_EXERCISE GOAL:_
A line counts if it contains the word "MMDs" at least once. State how many such lines the records contain, giving the number alone.

_RECORDS PROVIDED:_
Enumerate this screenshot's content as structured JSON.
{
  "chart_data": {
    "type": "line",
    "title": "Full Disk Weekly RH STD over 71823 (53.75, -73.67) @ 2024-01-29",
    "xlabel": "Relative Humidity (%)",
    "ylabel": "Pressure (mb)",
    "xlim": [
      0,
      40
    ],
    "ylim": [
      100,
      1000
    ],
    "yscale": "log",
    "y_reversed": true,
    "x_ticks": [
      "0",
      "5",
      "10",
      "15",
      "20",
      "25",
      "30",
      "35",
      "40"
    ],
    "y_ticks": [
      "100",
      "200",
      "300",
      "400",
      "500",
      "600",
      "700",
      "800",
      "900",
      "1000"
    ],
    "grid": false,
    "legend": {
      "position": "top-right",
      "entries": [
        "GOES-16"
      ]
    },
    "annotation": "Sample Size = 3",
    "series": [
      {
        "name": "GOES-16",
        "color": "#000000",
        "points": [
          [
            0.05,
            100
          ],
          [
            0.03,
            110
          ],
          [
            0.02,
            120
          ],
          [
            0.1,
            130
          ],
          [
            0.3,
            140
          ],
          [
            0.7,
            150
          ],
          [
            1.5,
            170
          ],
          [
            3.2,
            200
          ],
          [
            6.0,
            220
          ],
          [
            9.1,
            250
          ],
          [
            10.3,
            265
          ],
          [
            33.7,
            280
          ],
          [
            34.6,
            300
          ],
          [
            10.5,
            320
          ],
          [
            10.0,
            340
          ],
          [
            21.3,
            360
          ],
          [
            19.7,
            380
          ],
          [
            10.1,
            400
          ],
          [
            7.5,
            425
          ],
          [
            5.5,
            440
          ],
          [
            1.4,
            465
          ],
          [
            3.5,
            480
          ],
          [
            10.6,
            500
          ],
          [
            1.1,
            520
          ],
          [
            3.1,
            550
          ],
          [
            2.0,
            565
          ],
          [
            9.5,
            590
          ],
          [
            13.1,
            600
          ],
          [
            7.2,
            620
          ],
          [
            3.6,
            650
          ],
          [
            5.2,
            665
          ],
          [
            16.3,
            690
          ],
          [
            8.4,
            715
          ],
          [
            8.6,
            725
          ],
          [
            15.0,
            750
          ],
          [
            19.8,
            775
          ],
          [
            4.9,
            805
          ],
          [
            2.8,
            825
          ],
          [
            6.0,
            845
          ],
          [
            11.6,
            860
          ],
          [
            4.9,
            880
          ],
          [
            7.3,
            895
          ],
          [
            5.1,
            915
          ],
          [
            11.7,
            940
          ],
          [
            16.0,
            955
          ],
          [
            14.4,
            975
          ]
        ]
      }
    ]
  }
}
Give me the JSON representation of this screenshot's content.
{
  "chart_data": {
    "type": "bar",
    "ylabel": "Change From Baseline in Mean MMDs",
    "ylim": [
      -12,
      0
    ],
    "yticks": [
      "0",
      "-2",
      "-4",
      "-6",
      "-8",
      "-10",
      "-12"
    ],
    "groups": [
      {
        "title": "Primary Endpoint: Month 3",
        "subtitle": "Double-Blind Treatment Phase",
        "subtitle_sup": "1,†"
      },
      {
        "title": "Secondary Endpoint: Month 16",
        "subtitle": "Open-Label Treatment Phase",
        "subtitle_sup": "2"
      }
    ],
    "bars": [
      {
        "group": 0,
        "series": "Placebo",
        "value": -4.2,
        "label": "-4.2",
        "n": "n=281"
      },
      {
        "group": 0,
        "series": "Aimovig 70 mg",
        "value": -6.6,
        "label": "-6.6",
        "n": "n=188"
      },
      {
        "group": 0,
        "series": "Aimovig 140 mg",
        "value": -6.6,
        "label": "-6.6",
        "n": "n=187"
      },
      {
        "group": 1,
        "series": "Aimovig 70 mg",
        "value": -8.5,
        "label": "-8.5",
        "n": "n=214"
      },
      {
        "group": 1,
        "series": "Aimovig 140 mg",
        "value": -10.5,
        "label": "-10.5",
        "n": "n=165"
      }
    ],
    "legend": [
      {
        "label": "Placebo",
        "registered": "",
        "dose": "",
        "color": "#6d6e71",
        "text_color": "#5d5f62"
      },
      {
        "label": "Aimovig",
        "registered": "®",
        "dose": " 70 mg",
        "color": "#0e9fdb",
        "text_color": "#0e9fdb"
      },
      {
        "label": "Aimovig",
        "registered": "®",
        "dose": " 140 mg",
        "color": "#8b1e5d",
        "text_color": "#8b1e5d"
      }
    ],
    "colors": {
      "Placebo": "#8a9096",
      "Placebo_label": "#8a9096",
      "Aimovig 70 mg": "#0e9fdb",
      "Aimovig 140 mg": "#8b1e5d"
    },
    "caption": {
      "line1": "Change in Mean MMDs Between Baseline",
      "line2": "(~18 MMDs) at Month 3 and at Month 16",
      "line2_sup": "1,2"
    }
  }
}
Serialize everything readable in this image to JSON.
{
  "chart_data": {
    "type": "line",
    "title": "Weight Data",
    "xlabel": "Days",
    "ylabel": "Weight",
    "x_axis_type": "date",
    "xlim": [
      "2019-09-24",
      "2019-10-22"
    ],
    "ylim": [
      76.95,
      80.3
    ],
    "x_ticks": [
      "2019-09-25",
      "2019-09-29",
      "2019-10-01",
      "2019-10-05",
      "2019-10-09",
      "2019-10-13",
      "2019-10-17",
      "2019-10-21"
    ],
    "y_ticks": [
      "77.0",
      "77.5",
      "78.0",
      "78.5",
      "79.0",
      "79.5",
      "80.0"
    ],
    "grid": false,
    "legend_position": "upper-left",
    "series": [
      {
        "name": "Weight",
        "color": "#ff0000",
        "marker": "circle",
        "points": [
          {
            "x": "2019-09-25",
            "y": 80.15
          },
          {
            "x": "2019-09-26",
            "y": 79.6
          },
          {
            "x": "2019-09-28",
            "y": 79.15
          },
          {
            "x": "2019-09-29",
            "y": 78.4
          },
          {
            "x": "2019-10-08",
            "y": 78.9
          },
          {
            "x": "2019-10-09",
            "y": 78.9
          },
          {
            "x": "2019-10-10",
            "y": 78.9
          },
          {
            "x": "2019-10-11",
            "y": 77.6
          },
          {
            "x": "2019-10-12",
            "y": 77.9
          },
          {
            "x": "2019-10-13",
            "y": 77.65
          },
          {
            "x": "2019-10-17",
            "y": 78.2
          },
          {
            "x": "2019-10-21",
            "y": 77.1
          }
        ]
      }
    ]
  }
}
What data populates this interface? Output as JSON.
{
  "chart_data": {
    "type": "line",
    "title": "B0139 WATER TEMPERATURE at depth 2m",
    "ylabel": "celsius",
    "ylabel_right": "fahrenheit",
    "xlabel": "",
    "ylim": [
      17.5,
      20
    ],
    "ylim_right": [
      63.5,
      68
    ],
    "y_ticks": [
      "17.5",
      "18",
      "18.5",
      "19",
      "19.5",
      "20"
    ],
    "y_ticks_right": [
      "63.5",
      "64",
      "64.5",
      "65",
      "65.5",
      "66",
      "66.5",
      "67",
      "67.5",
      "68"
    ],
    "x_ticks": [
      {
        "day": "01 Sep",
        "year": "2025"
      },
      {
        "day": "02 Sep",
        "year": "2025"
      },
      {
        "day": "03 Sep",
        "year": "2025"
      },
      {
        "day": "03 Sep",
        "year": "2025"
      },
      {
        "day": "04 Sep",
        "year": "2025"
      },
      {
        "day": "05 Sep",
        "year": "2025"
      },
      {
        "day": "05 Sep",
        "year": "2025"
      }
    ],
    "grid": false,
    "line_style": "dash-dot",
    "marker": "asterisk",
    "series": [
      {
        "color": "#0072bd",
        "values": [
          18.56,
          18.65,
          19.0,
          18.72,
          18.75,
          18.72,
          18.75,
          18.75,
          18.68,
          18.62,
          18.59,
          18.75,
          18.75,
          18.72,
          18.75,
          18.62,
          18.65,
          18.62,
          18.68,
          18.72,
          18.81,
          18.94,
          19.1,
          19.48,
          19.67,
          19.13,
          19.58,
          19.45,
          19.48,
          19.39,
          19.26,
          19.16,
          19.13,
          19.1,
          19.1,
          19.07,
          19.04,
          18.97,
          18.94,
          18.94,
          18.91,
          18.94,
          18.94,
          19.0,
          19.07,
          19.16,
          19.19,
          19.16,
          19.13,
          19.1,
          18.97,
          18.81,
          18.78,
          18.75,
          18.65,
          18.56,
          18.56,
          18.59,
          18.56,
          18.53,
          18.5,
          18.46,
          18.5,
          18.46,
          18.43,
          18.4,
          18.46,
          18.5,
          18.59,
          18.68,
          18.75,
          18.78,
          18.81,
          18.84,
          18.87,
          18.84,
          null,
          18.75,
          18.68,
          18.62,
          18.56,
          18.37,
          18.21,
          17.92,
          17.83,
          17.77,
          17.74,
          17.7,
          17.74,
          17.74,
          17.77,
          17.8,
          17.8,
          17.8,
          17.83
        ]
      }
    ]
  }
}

_TASK RESULT:_
3